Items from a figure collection
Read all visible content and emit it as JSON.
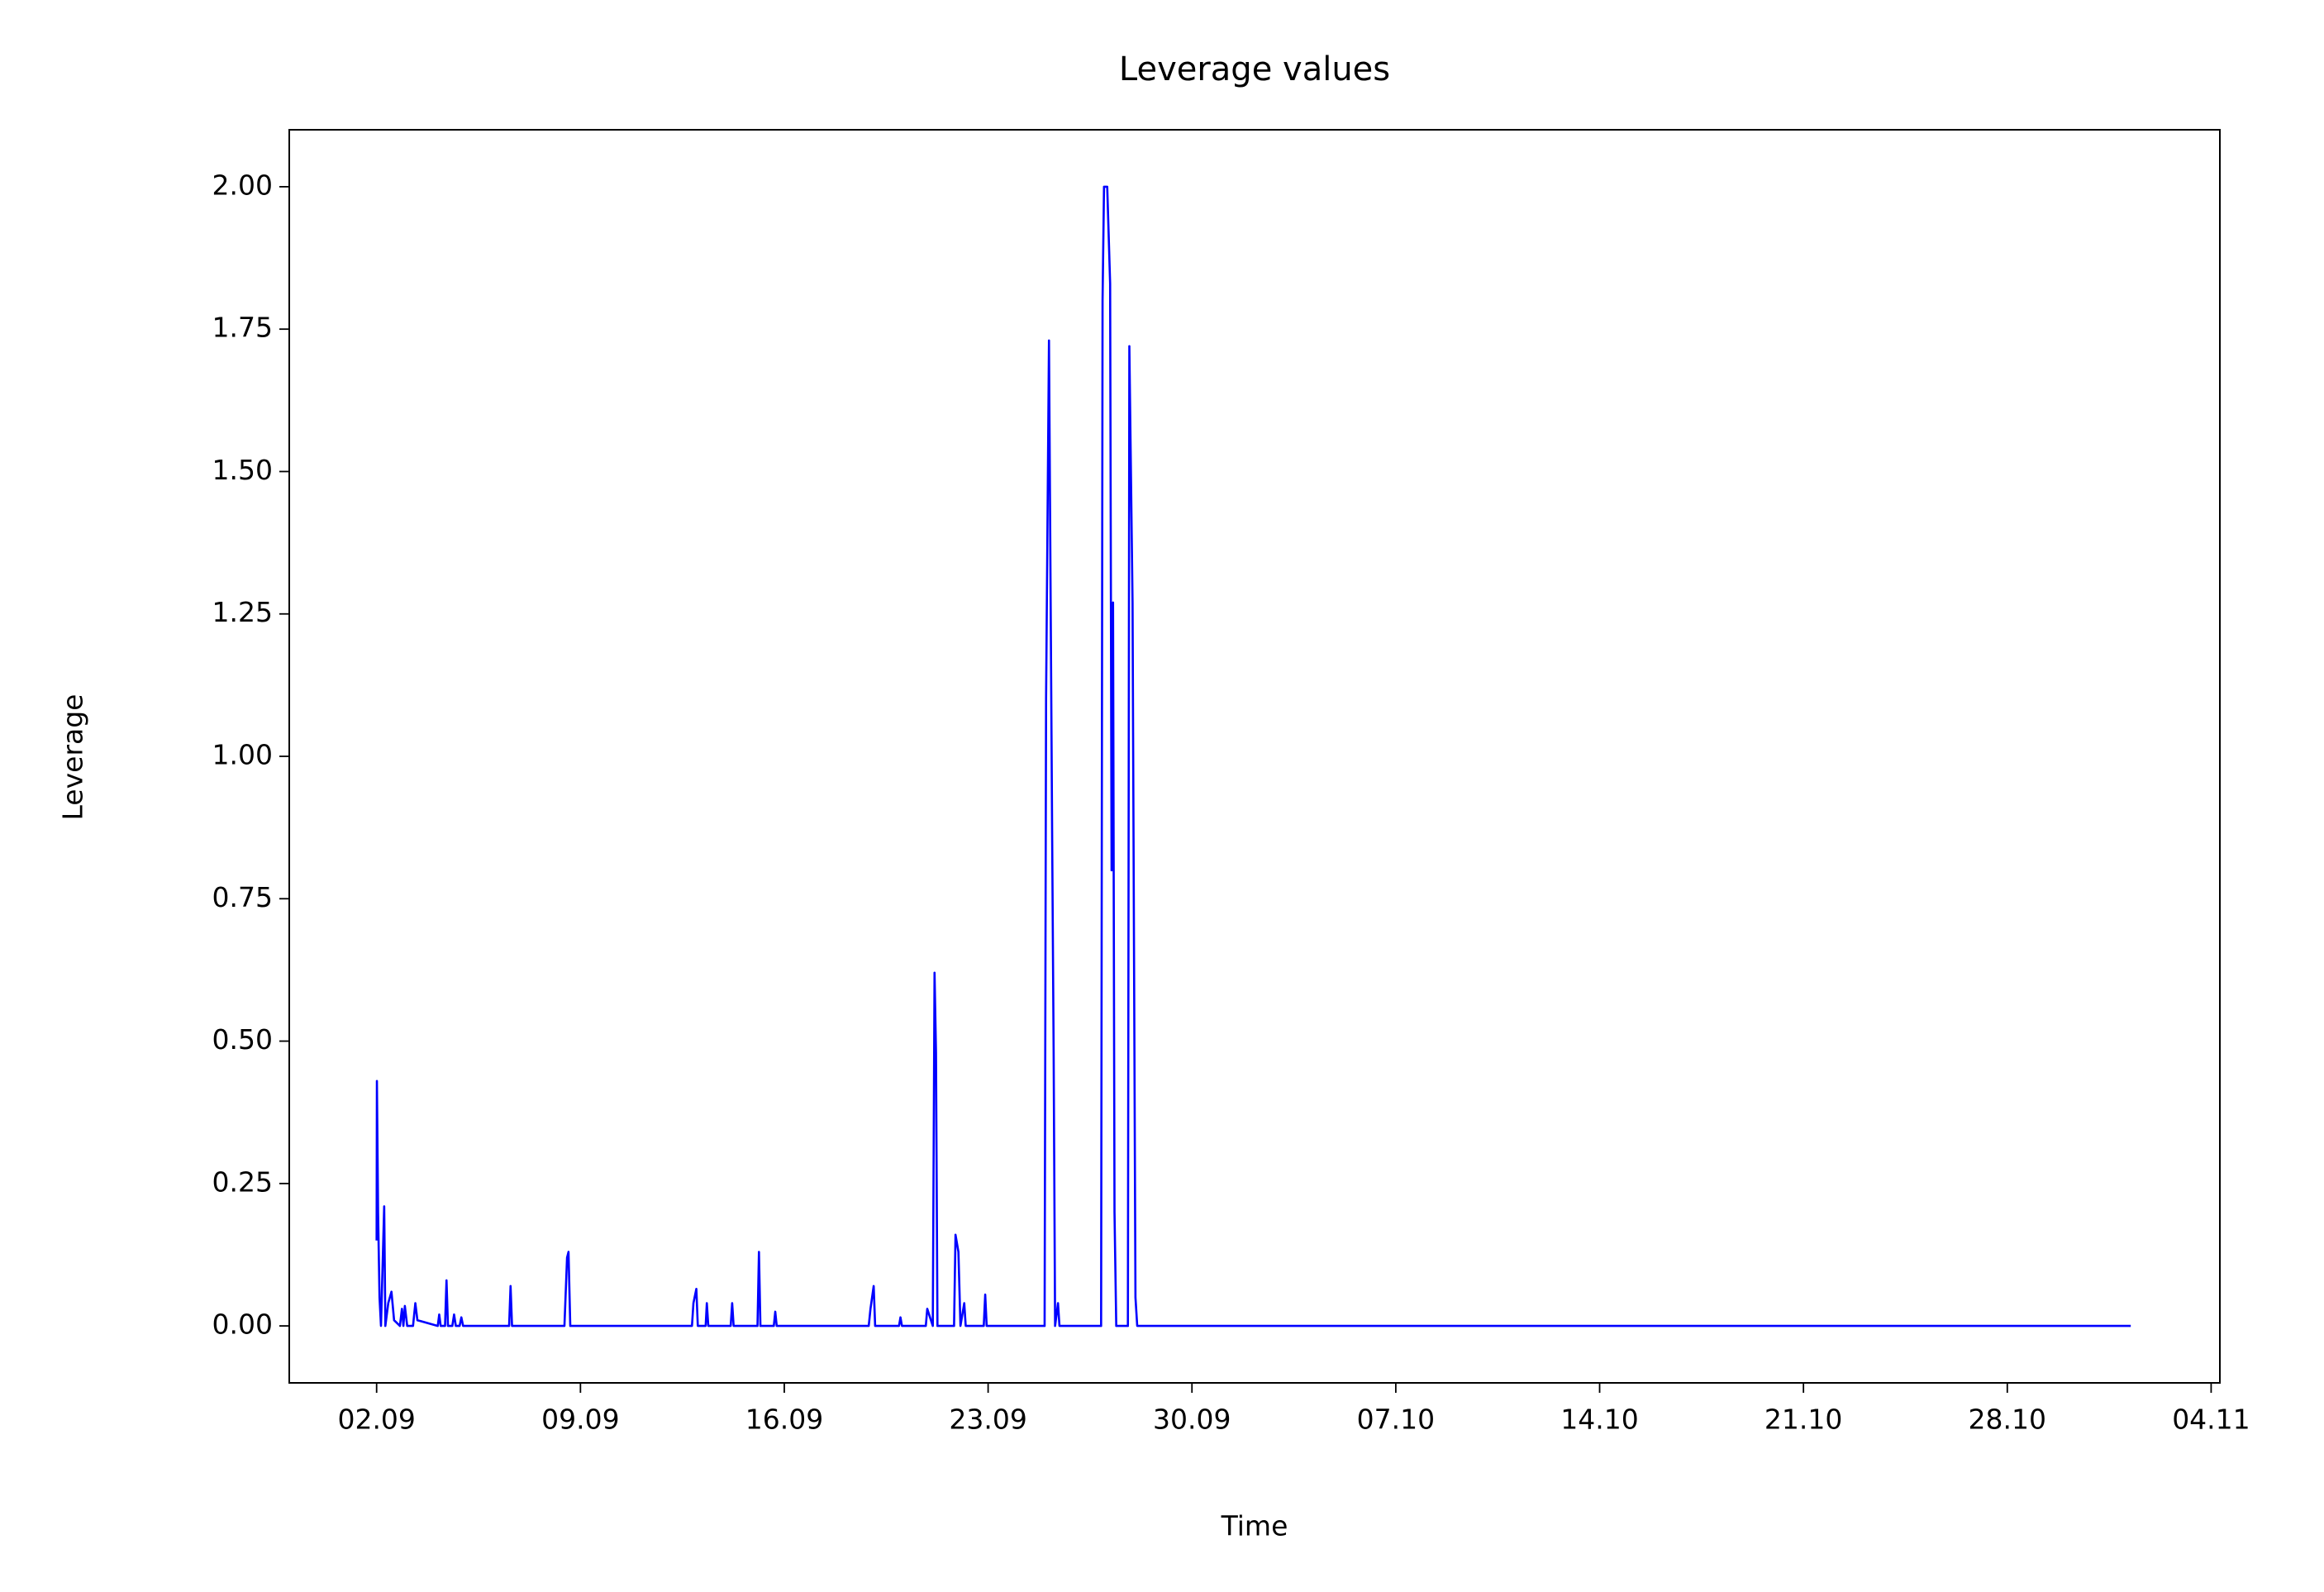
{
  "chart_data": {
    "type": "line",
    "title": "Leverage values",
    "x_label": "Time",
    "y_label": "Leverage",
    "color": "#0000ff",
    "x": [
      2.0,
      2.01,
      2.05,
      2.1,
      2.15,
      2.26,
      2.3,
      2.4,
      2.51,
      2.6,
      2.8,
      2.87,
      2.92,
      2.97,
      3.05,
      3.25,
      3.33,
      3.4,
      4.1,
      4.15,
      4.2,
      4.35,
      4.4,
      4.45,
      4.6,
      4.66,
      4.72,
      4.85,
      4.91,
      4.97,
      6.55,
      6.6,
      6.65,
      8.45,
      8.54,
      8.59,
      8.65,
      12.83,
      12.88,
      12.98,
      13.03,
      13.3,
      13.34,
      13.39,
      14.16,
      14.21,
      14.26,
      15.08,
      15.13,
      15.18,
      15.64,
      15.69,
      15.74,
      18.9,
      18.96,
      19.07,
      19.12,
      19.94,
      19.99,
      20.04,
      20.86,
      20.91,
      21.1,
      21.16,
      21.21,
      21.26,
      21.83,
      21.88,
      21.98,
      22.05,
      22.18,
      22.23,
      22.85,
      22.9,
      22.95,
      24.94,
      24.99,
      25.09,
      25.2,
      25.25,
      25.3,
      25.4,
      25.45,
      26.88,
      26.93,
      26.98,
      27.09,
      27.19,
      27.24,
      27.29,
      27.34,
      27.4,
      27.8,
      27.85,
      27.96,
      28.06,
      28.12,
      62.24
    ],
    "values": [
      0.15,
      0.43,
      0.2,
      0.05,
      0,
      0.21,
      0,
      0.04,
      0.06,
      0.01,
      0,
      0.03,
      0,
      0.035,
      0,
      0,
      0.04,
      0.01,
      0,
      0.02,
      0,
      0,
      0.08,
      0,
      0,
      0.02,
      0,
      0,
      0.015,
      0,
      0,
      0.07,
      0,
      0,
      0.12,
      0.13,
      0,
      0,
      0.04,
      0.065,
      0,
      0,
      0.04,
      0,
      0,
      0.04,
      0,
      0,
      0.13,
      0,
      0,
      0.025,
      0,
      0,
      0.03,
      0.07,
      0,
      0,
      0.015,
      0,
      0,
      0.03,
      0,
      0.62,
      0.48,
      0,
      0,
      0.16,
      0.13,
      0,
      0.04,
      0,
      0,
      0.055,
      0,
      0,
      1.1,
      1.73,
      0.85,
      0.48,
      0,
      0.04,
      0,
      0,
      1.8,
      2.0,
      2.0,
      1.83,
      0.8,
      1.27,
      0.2,
      0,
      0,
      1.72,
      1.27,
      0.05,
      0,
      0
    ],
    "xlim": [
      -1.0,
      65.3
    ],
    "ylim": [
      -0.1,
      2.1
    ],
    "xticks": [
      {
        "value": 2,
        "label": "02.09"
      },
      {
        "value": 9,
        "label": "09.09"
      },
      {
        "value": 16,
        "label": "16.09"
      },
      {
        "value": 23,
        "label": "23.09"
      },
      {
        "value": 30,
        "label": "30.09"
      },
      {
        "value": 37,
        "label": "07.10"
      },
      {
        "value": 44,
        "label": "14.10"
      },
      {
        "value": 51,
        "label": "21.10"
      },
      {
        "value": 58,
        "label": "28.10"
      },
      {
        "value": 65,
        "label": "04.11"
      }
    ],
    "yticks": [
      {
        "value": 0,
        "label": "0.00"
      },
      {
        "value": 0.25,
        "label": "0.25"
      },
      {
        "value": 0.5,
        "label": "0.50"
      },
      {
        "value": 0.75,
        "label": "0.75"
      },
      {
        "value": 1,
        "label": "1.00"
      },
      {
        "value": 1.25,
        "label": "1.25"
      },
      {
        "value": 1.5,
        "label": "1.50"
      },
      {
        "value": 1.75,
        "label": "1.75"
      },
      {
        "value": 2,
        "label": "2.00"
      }
    ],
    "grid": false
  }
}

▶ **Exercise objective**
Extract from the data every line where "Leverage" shows up.

▶ **Response to the exercise**
    "title": "Leverage values",
    "y_label": "Leverage",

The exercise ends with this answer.